**Directions for this task:**
Copy the lines below without any changes, from the first line through the line containing "registered-mark-icon: ® (439, 236, 448, 251)". Include both of those lines and stop after the second.

[START Dataset records]

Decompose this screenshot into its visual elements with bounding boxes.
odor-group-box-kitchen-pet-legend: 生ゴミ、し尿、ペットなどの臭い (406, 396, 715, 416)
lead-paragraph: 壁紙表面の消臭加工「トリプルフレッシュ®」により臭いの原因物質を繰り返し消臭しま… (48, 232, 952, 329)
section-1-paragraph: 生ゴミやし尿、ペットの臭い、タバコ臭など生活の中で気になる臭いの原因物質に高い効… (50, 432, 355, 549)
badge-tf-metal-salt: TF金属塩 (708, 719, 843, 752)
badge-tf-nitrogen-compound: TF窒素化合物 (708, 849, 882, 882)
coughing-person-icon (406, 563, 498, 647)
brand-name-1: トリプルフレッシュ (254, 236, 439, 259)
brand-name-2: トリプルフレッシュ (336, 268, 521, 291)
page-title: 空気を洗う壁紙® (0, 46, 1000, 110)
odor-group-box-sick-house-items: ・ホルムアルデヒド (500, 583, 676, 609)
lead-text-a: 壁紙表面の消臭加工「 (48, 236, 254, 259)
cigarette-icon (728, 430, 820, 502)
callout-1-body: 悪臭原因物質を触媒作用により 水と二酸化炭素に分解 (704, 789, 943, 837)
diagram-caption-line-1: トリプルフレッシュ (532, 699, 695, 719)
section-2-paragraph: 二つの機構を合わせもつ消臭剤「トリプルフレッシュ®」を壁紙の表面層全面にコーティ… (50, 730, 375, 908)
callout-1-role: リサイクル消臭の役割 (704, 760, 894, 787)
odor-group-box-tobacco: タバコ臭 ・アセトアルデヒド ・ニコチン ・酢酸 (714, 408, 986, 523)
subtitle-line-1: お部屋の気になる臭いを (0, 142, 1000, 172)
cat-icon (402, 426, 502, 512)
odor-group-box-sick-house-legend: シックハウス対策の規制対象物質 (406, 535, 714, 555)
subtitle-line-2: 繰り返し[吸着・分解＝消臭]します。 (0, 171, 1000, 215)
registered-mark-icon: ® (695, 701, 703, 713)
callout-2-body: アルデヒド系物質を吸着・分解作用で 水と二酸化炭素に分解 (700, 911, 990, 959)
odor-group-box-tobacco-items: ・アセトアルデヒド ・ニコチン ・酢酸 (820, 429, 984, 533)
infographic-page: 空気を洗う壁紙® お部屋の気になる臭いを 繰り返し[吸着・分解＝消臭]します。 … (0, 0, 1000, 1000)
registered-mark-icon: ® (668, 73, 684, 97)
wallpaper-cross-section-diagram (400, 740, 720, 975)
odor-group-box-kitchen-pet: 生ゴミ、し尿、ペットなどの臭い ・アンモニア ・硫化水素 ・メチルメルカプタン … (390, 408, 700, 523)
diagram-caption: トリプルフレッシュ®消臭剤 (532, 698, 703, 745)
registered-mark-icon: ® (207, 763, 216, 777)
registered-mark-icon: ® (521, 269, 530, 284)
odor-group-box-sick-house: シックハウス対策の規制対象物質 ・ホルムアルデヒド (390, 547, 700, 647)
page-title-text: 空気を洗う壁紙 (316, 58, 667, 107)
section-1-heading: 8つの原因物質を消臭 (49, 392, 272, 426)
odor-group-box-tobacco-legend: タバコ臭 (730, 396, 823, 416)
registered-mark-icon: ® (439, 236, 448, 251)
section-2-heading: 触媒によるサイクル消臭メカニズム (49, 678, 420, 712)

[END Dataset records]

**Completed exercise:**
Decompose this screenshot into its visual elements with bounding boxes.
odor-group-box-kitchen-pet-legend: 生ゴミ、し尿、ペットなどの臭い (406, 396, 715, 416)
lead-paragraph: 壁紙表面の消臭加工「トリプルフレッシュ®」により臭いの原因物質を繰り返し消臭しま… (48, 232, 952, 329)
section-1-paragraph: 生ゴミやし尿、ペットの臭い、タバコ臭など生活の中で気になる臭いの原因物質に高い効… (50, 432, 355, 549)
badge-tf-metal-salt: TF金属塩 (708, 719, 843, 752)
badge-tf-nitrogen-compound: TF窒素化合物 (708, 849, 882, 882)
coughing-person-icon (406, 563, 498, 647)
brand-name-1: トリプルフレッシュ (254, 236, 439, 259)
brand-name-2: トリプルフレッシュ (336, 268, 521, 291)
page-title: 空気を洗う壁紙® (0, 46, 1000, 110)
odor-group-box-sick-house-items: ・ホルムアルデヒド (500, 583, 676, 609)
lead-text-a: 壁紙表面の消臭加工「 (48, 236, 254, 259)
cigarette-icon (728, 430, 820, 502)
callout-1-body: 悪臭原因物質を触媒作用により 水と二酸化炭素に分解 (704, 789, 943, 837)
diagram-caption-line-1: トリプルフレッシュ (532, 699, 695, 719)
section-2-paragraph: 二つの機構を合わせもつ消臭剤「トリプルフレッシュ®」を壁紙の表面層全面にコーティ… (50, 730, 375, 908)
callout-1-role: リサイクル消臭の役割 (704, 760, 894, 787)
odor-group-box-tobacco: タバコ臭 ・アセトアルデヒド ・ニコチン ・酢酸 (714, 408, 986, 523)
subtitle-line-1: お部屋の気になる臭いを (0, 142, 1000, 172)
cat-icon (402, 426, 502, 512)
odor-group-box-sick-house-legend: シックハウス対策の規制対象物質 (406, 535, 714, 555)
subtitle-line-2: 繰り返し[吸着・分解＝消臭]します。 (0, 171, 1000, 215)
registered-mark-icon: ® (695, 701, 703, 713)
callout-2-body: アルデヒド系物質を吸着・分解作用で 水と二酸化炭素に分解 (700, 911, 990, 959)
odor-group-box-tobacco-items: ・アセトアルデヒド ・ニコチン ・酢酸 (820, 429, 984, 533)
infographic-page: 空気を洗う壁紙® お部屋の気になる臭いを 繰り返し[吸着・分解＝消臭]します。 … (0, 0, 1000, 1000)
registered-mark-icon: ® (668, 73, 684, 97)
wallpaper-cross-section-diagram (400, 740, 720, 975)
odor-group-box-kitchen-pet: 生ゴミ、し尿、ペットなどの臭い ・アンモニア ・硫化水素 ・メチルメルカプタン … (390, 408, 700, 523)
diagram-caption: トリプルフレッシュ®消臭剤 (532, 698, 703, 745)
registered-mark-icon: ® (207, 763, 216, 777)
registered-mark-icon: ® (521, 269, 530, 284)
odor-group-box-sick-house: シックハウス対策の規制対象物質 ・ホルムアルデヒド (390, 547, 700, 647)
page-title-text: 空気を洗う壁紙 (316, 58, 667, 107)
section-1-heading: 8つの原因物質を消臭 (49, 392, 272, 426)
odor-group-box-tobacco-legend: タバコ臭 (730, 396, 823, 416)
registered-mark-icon: ® (439, 236, 448, 251)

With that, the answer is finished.